**Provided data:**
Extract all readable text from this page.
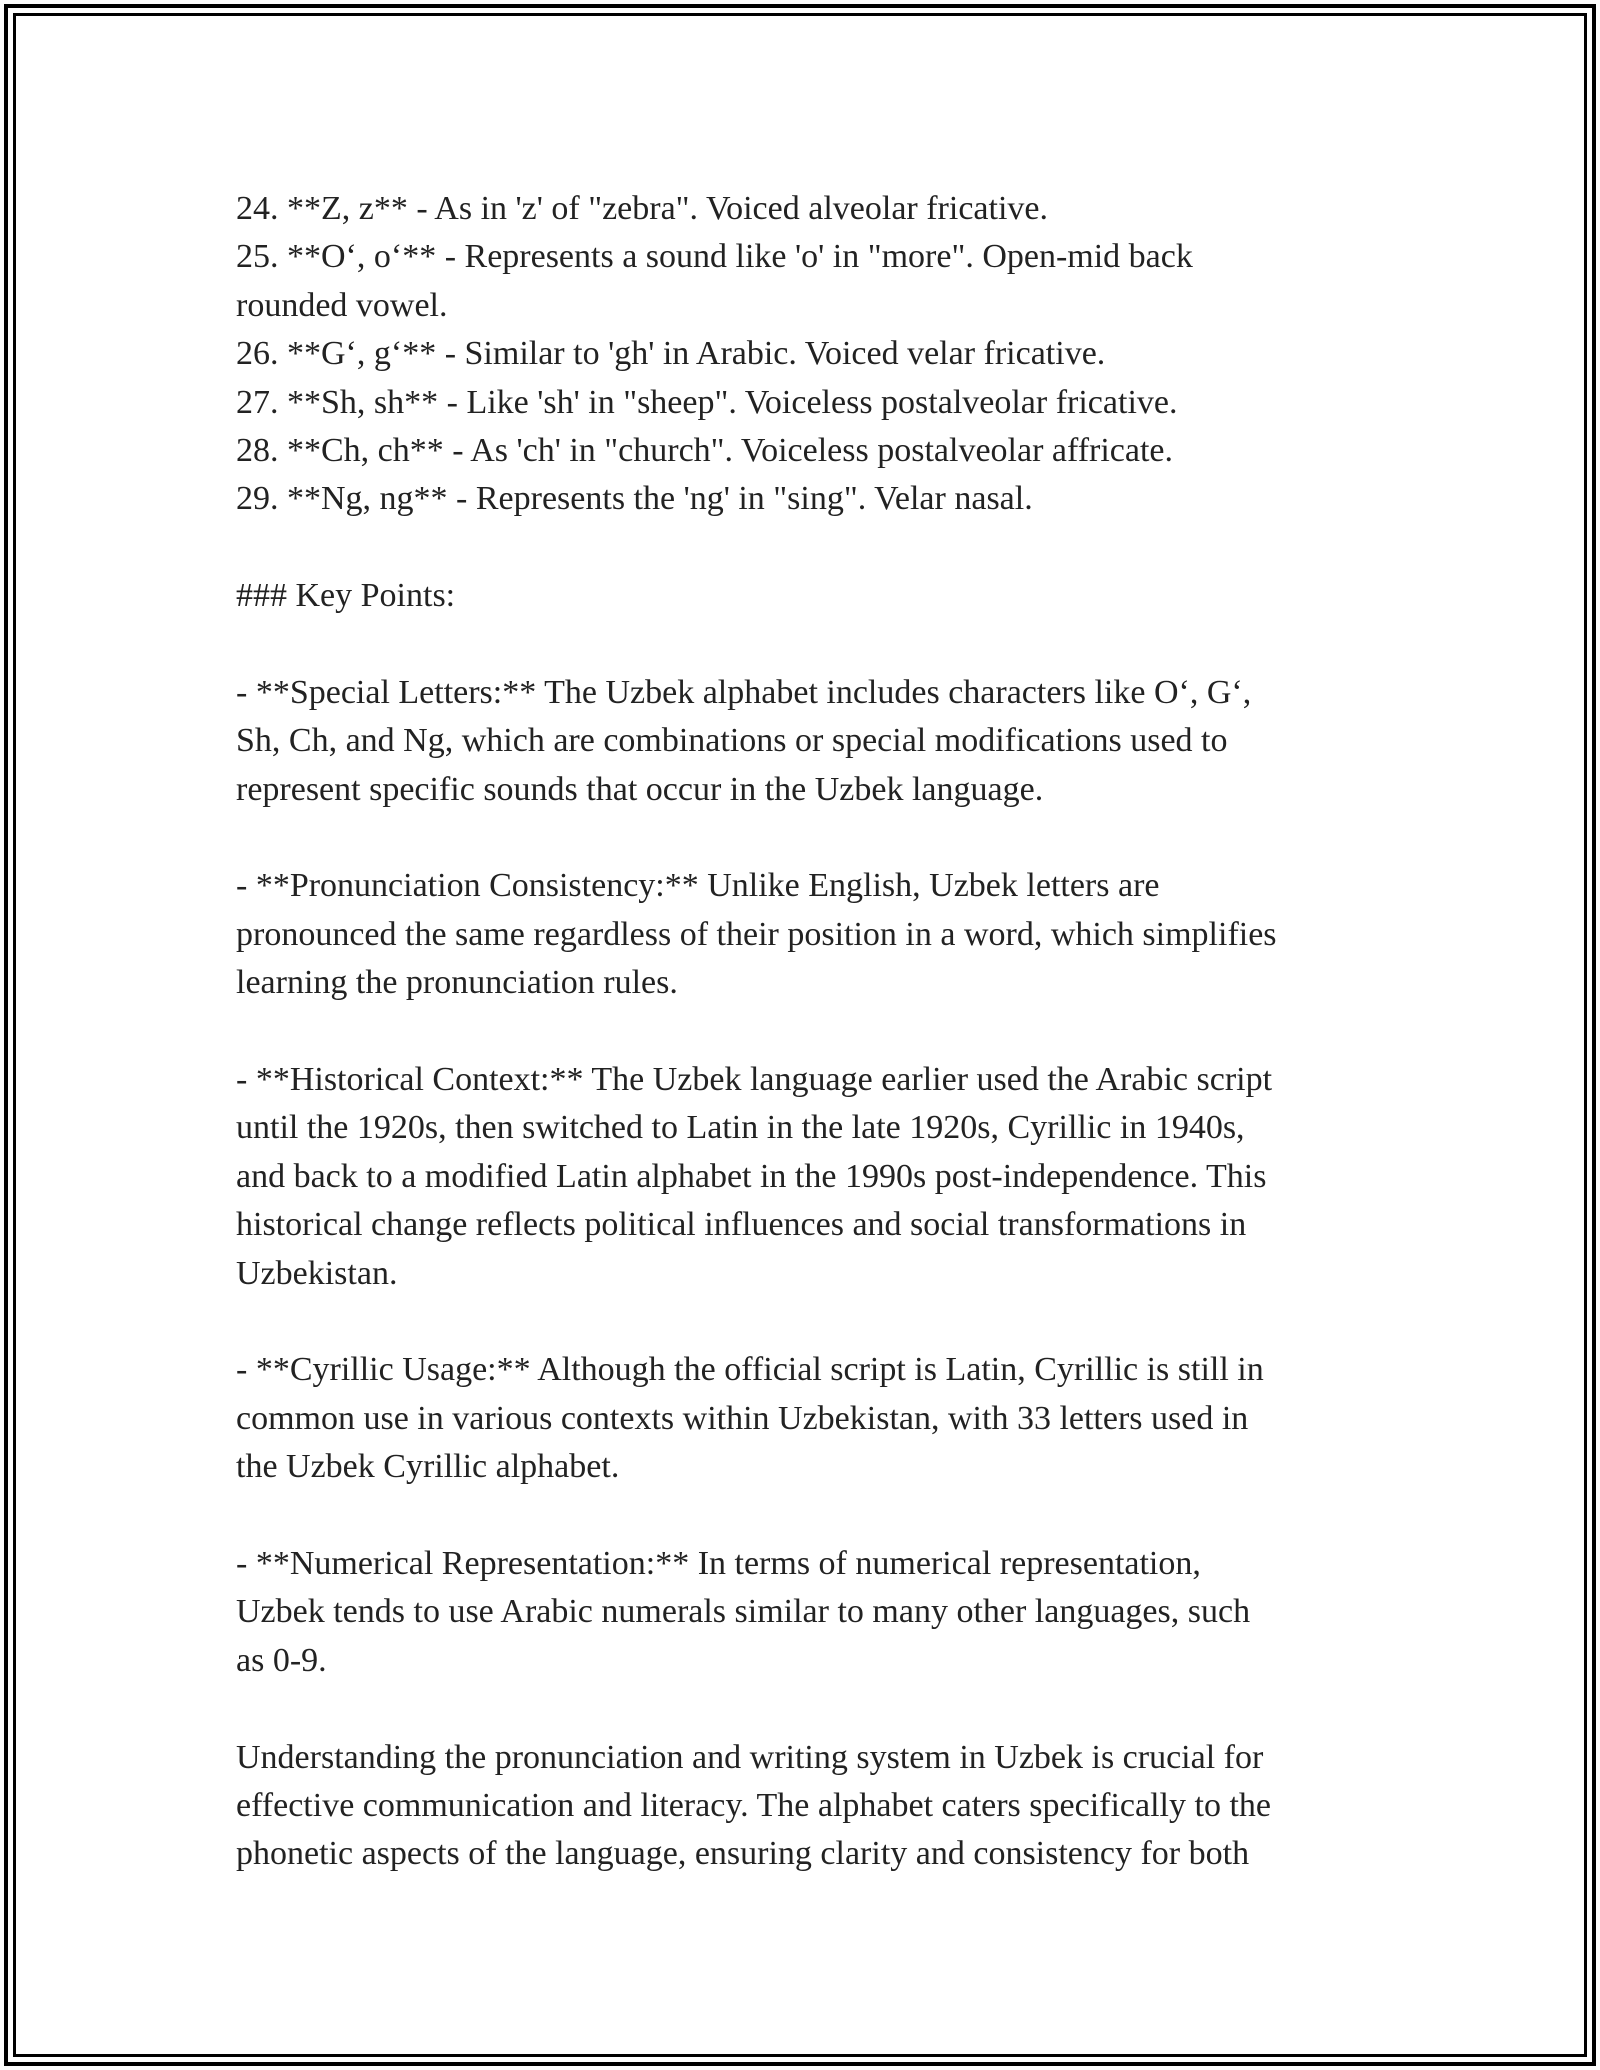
24. **Z, z** - As in 'z' of "zebra". Voiced alveolar fricative.
25. **O‘, o‘** - Represents a sound like 'o' in "more". Open-mid back
rounded vowel.
26. **G‘, g‘** - Similar to 'gh' in Arabic. Voiced velar fricative.
27. **Sh, sh** - Like 'sh' in "sheep". Voiceless postalveolar fricative.
28. **Ch, ch** - As 'ch' in "church". Voiceless postalveolar affricate.
29. **Ng, ng** - Represents the 'ng' in "sing". Velar nasal.
### Key Points:
- **Special Letters:** The Uzbek alphabet includes characters like O‘, G‘,
Sh, Ch, and Ng, which are combinations or special modifications used to
represent specific sounds that occur in the Uzbek language.
- **Pronunciation Consistency:** Unlike English, Uzbek letters are
pronounced the same regardless of their position in a word, which simplifies
learning the pronunciation rules.
- **Historical Context:** The Uzbek language earlier used the Arabic script
until the 1920s, then switched to Latin in the late 1920s, Cyrillic in 1940s,
and back to a modified Latin alphabet in the 1990s post-independence. This
historical change reflects political influences and social transformations in
Uzbekistan.
- **Cyrillic Usage:** Although the official script is Latin, Cyrillic is still in
common use in various contexts within Uzbekistan, with 33 letters used in
the Uzbek Cyrillic alphabet.
- **Numerical Representation:** In terms of numerical representation,
Uzbek tends to use Arabic numerals similar to many other languages, such
as 0-9.
Understanding the pronunciation and writing system in Uzbek is crucial for
effective communication and literacy. The alphabet caters specifically to the
phonetic aspects of the language, ensuring clarity and consistency for both
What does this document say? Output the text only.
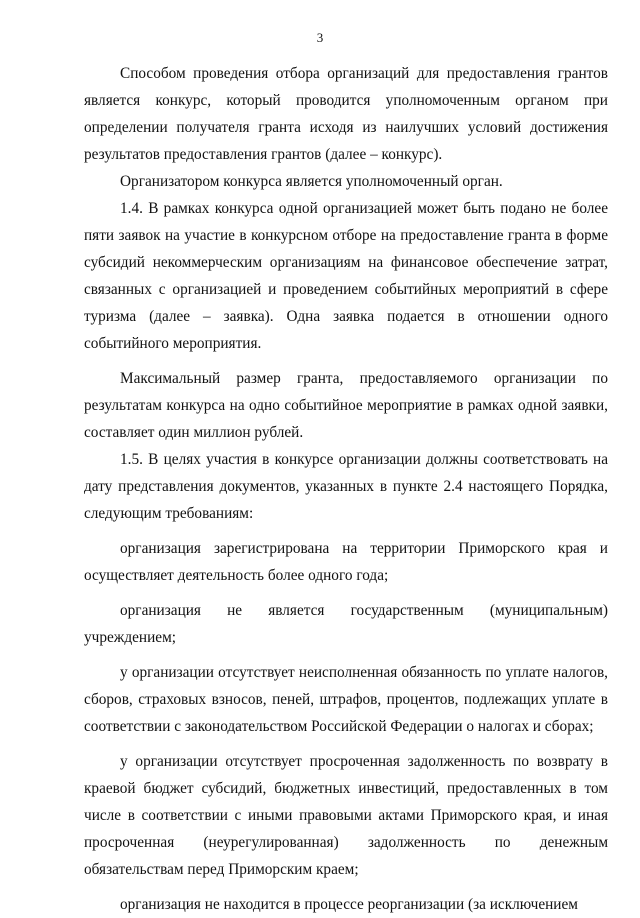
3

Способом проведения отбора организаций для предоставления грантов является конкурс, который проводится уполномоченным органом при определении получателя гранта исходя из наилучших условий достижения результатов предоставления грантов (далее – конкурс).

Организатором конкурса является уполномоченный орган.

1.4. В рамках конкурса одной организацией может быть подано не более пяти заявок на участие в конкурсном отборе на предоставление гранта в форме субсидий некоммерческим организациям на финансовое обеспечение затрат, связанных с организацией и проведением событийных мероприятий в сфере туризма (далее – заявка). Одна заявка подается в отношении одного событийного мероприятия.

Максимальный размер гранта, предоставляемого организации по результатам конкурса на одно событийное мероприятие в рамках одной заявки, составляет один миллион рублей.

1.5. В целях участия в конкурсе организации должны соответствовать на дату представления документов, указанных в пункте 2.4 настоящего Порядка, следующим требованиям:

организация зарегистрирована на территории Приморского края и осуществляет деятельность более одного года;

организация не является государственным (муниципальным) учреждением;

у организации отсутствует неисполненная обязанность по уплате налогов, сборов, страховых взносов, пеней, штрафов, процентов, подлежащих уплате в соответствии с законодательством Российской Федерации о налогах и сборах;

у организации отсутствует просроченная задолженность по возврату в краевой бюджет субсидий, бюджетных инвестиций, предоставленных в том числе в соответствии с иными правовыми актами Приморского края, и иная просроченная (неурегулированная) задолженность по денежным обязательствам перед Приморским краем;

организация не находится в процессе реорганизации (за исключением
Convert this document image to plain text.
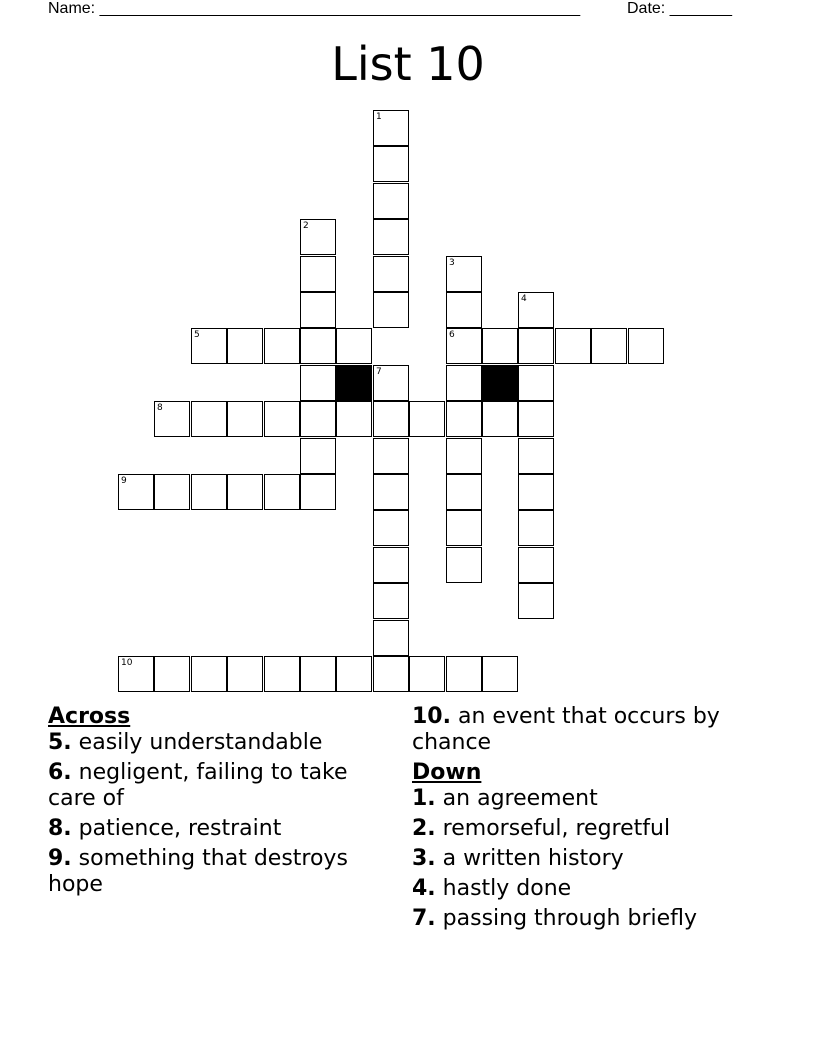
Name: ______________________________________________________	Date: _______
List 10
1
2
3
6
4
5
7
8
9
10
Across
5. easily understandable
6. negligent, failing to take care of
8. patience, restraint
9. something that destroys hope
10. an event that occurs by chance
Down
1. an agreement
2. remorseful, regretful
3. a written history
4. hastly done
7. passing through briefly
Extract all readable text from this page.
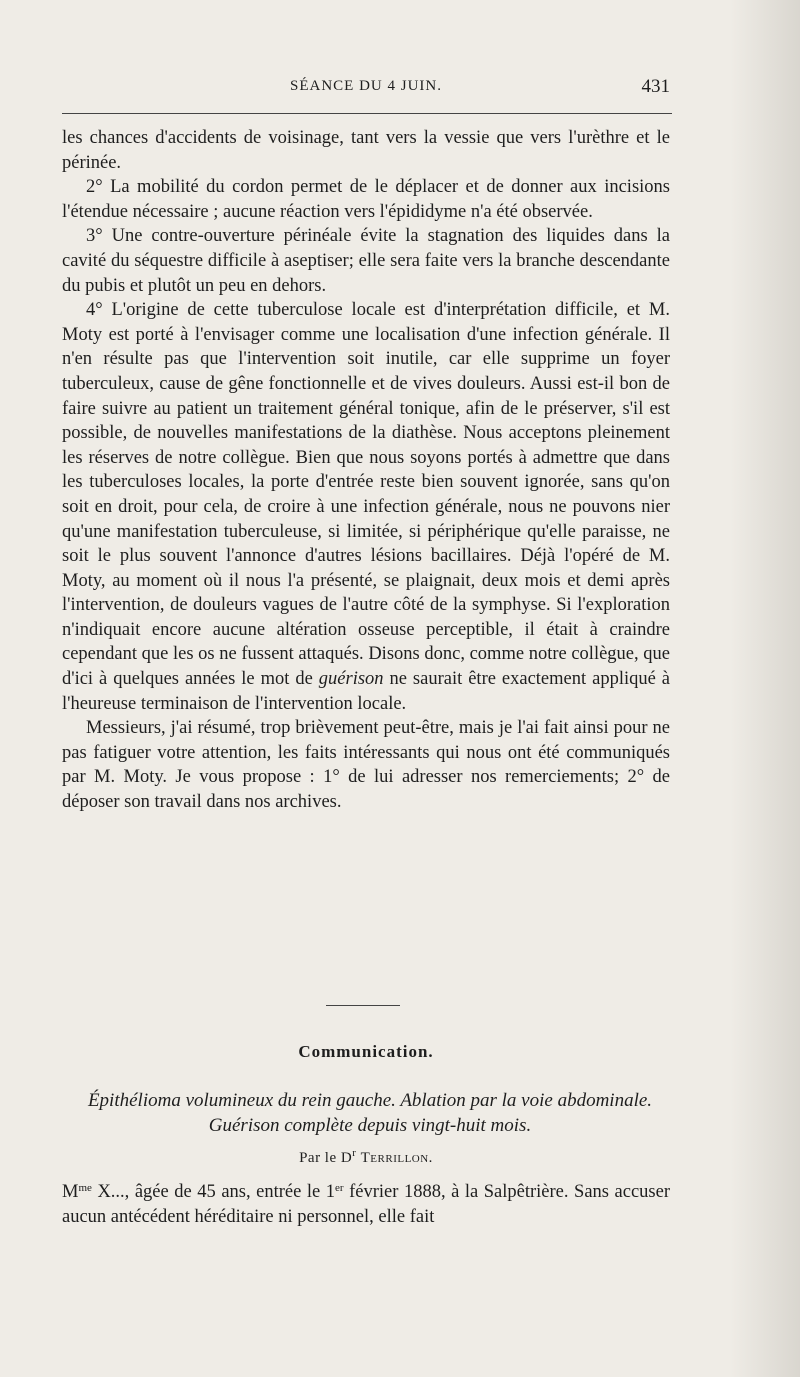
SÉANCE DU 4 JUIN.	431

les chances d'accidents de voisinage, tant vers la vessie que vers l'urèthre et le périnée.

2° La mobilité du cordon permet de le déplacer et de donner aux incisions l'étendue nécessaire ; aucune réaction vers l'épididyme n'a été observée.

3° Une contre-ouverture périnéale évite la stagnation des liquides dans la cavité du séquestre difficile à aseptiser; elle sera faite vers la branche descendante du pubis et plutôt un peu en dehors.

4° L'origine de cette tuberculose locale est d'interprétation difficile, et M. Moty est porté à l'envisager comme une localisation d'une infection générale. Il n'en résulte pas que l'intervention soit inutile, car elle supprime un foyer tuberculeux, cause de gêne fonctionnelle et de vives douleurs. Aussi est-il bon de faire suivre au patient un traitement général tonique, afin de le préserver, s'il est possible, de nouvelles manifestations de la diathèse. Nous acceptons pleinement les réserves de notre collègue. Bien que nous soyons portés à admettre que dans les tuberculoses locales, la porte d'entrée reste bien souvent ignorée, sans qu'on soit en droit, pour cela, de croire à une infection générale, nous ne pouvons nier qu'une manifestation tuberculeuse, si limitée, si périphérique qu'elle paraisse, ne soit le plus souvent l'annonce d'autres lésions bacillaires. Déjà l'opéré de M. Moty, au moment où il nous l'a présenté, se plaignait, deux mois et demi après l'intervention, de douleurs vagues de l'autre côté de la symphyse. Si l'exploration n'indiquait encore aucune altération osseuse perceptible, il était à craindre cependant que les os ne fussent attaqués. Disons donc, comme notre collègue, que d'ici à quelques années le mot de guérison ne saurait être exactement appliqué à l'heureuse terminaison de l'intervention locale.

Messieurs, j'ai résumé, trop brièvement peut-être, mais je l'ai fait ainsi pour ne pas fatiguer votre attention, les faits intéressants qui nous ont été communiqués par M. Moty. Je vous propose : 1° de lui adresser nos remerciements; 2° de déposer son travail dans nos archives.

Communication.
Épithélioma volumineux du rein gauche. Ablation par la voie abdominale. Guérison complète depuis vingt-huit mois.
Par le $D^r$ Terrillon.

$M^{me}$ X..., âgée de 45 ans, entrée le 1er février 1888, à la Salpêtrière. Sans accuser aucun antécédent héréditaire ni personnel, elle fait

**What is needed:** Set down all the data again exactly as above, pictures excluded.

**The answer:**
Extract all readable text from this page.
24. **Z, z** - As in 'z' of "zebra". Voiced alveolar fricative.
25. **O‘, o‘** - Represents a sound like 'o' in "more". Open-mid back
rounded vowel.
26. **G‘, g‘** - Similar to 'gh' in Arabic. Voiced velar fricative.
27. **Sh, sh** - Like 'sh' in "sheep". Voiceless postalveolar fricative.
28. **Ch, ch** - As 'ch' in "church". Voiceless postalveolar affricate.
29. **Ng, ng** - Represents the 'ng' in "sing". Velar nasal.
### Key Points:
- **Special Letters:** The Uzbek alphabet includes characters like O‘, G‘,
Sh, Ch, and Ng, which are combinations or special modifications used to
represent specific sounds that occur in the Uzbek language.
- **Pronunciation Consistency:** Unlike English, Uzbek letters are
pronounced the same regardless of their position in a word, which simplifies
learning the pronunciation rules.
- **Historical Context:** The Uzbek language earlier used the Arabic script
until the 1920s, then switched to Latin in the late 1920s, Cyrillic in 1940s,
and back to a modified Latin alphabet in the 1990s post-independence. This
historical change reflects political influences and social transformations in
Uzbekistan.
- **Cyrillic Usage:** Although the official script is Latin, Cyrillic is still in
common use in various contexts within Uzbekistan, with 33 letters used in
the Uzbek Cyrillic alphabet.
- **Numerical Representation:** In terms of numerical representation,
Uzbek tends to use Arabic numerals similar to many other languages, such
as 0-9.
Understanding the pronunciation and writing system in Uzbek is crucial for
effective communication and literacy. The alphabet caters specifically to the
phonetic aspects of the language, ensuring clarity and consistency for both
What does this document say? Output the text only.
3

Способом проведения отбора организаций для предоставления грантов является конкурс, который проводится уполномоченным органом при определении получателя гранта исходя из наилучших условий достижения результатов предоставления грантов (далее – конкурс).

Организатором конкурса является уполномоченный орган.

1.4. В рамках конкурса одной организацией может быть подано не более пяти заявок на участие в конкурсном отборе на предоставление гранта в форме субсидий некоммерческим организациям на финансовое обеспечение затрат, связанных с организацией и проведением событийных мероприятий в сфере туризма (далее – заявка). Одна заявка подается в отношении одного событийного мероприятия.

Максимальный размер гранта, предоставляемого организации по результатам конкурса на одно событийное мероприятие в рамках одной заявки, составляет один миллион рублей.

1.5. В целях участия в конкурсе организации должны соответствовать на дату представления документов, указанных в пункте 2.4 настоящего Порядка, следующим требованиям:

организация зарегистрирована на территории Приморского края и осуществляет деятельность более одного года;

организация не является государственным (муниципальным) учреждением;

у организации отсутствует неисполненная обязанность по уплате налогов, сборов, страховых взносов, пеней, штрафов, процентов, подлежащих уплате в соответствии с законодательством Российской Федерации о налогах и сборах;

у организации отсутствует просроченная задолженность по возврату в краевой бюджет субсидий, бюджетных инвестиций, предоставленных в том числе в соответствии с иными правовыми актами Приморского края, и иная просроченная (неурегулированная) задолженность по денежным обязательствам перед Приморским краем;

организация не находится в процессе реорганизации (за исключением
Convert this document image to plain text.
Name: ______________________________________________________	Date: _______
List 10
1
2
3
6
4
5
7
8
9
10
Across
5. easily understandable
6. negligent, failing to take care of
8. patience, restraint
9. something that destroys hope
10. an event that occurs by chance
Down
1. an agreement
2. remorseful, regretful
3. a written history
4. hastly done
7. passing through briefly
Extract all readable text from this page.
SÉANCE DU 4 JUIN.	431

les chances d'accidents de voisinage, tant vers la vessie que vers l'urèthre et le périnée.

2° La mobilité du cordon permet de le déplacer et de donner aux incisions l'étendue nécessaire ; aucune réaction vers l'épididyme n'a été observée.

3° Une contre-ouverture périnéale évite la stagnation des liquides dans la cavité du séquestre difficile à aseptiser; elle sera faite vers la branche descendante du pubis et plutôt un peu en dehors.

4° L'origine de cette tuberculose locale est d'interprétation difficile, et M. Moty est porté à l'envisager comme une localisation d'une infection générale. Il n'en résulte pas que l'intervention soit inutile, car elle supprime un foyer tuberculeux, cause de gêne fonctionnelle et de vives douleurs. Aussi est-il bon de faire suivre au patient un traitement général tonique, afin de le préserver, s'il est possible, de nouvelles manifestations de la diathèse. Nous acceptons pleinement les réserves de notre collègue. Bien que nous soyons portés à admettre que dans les tuberculoses locales, la porte d'entrée reste bien souvent ignorée, sans qu'on soit en droit, pour cela, de croire à une infection générale, nous ne pouvons nier qu'une manifestation tuberculeuse, si limitée, si périphérique qu'elle paraisse, ne soit le plus souvent l'annonce d'autres lésions bacillaires. Déjà l'opéré de M. Moty, au moment où il nous l'a présenté, se plaignait, deux mois et demi après l'intervention, de douleurs vagues de l'autre côté de la symphyse. Si l'exploration n'indiquait encore aucune altération osseuse perceptible, il était à craindre cependant que les os ne fussent attaqués. Disons donc, comme notre collègue, que d'ici à quelques années le mot de guérison ne saurait être exactement appliqué à l'heureuse terminaison de l'intervention locale.

Messieurs, j'ai résumé, trop brièvement peut-être, mais je l'ai fait ainsi pour ne pas fatiguer votre attention, les faits intéressants qui nous ont été communiqués par M. Moty. Je vous propose : 1° de lui adresser nos remerciements; 2° de déposer son travail dans nos archives.

Communication.
Épithélioma volumineux du rein gauche. Ablation par la voie abdominale. Guérison complète depuis vingt-huit mois.
Par le $D^r$ Terrillon.

$M^{me}$ X..., âgée de 45 ans, entrée le 1er février 1888, à la Salpêtrière. Sans accuser aucun antécédent héréditaire ni personnel, elle fait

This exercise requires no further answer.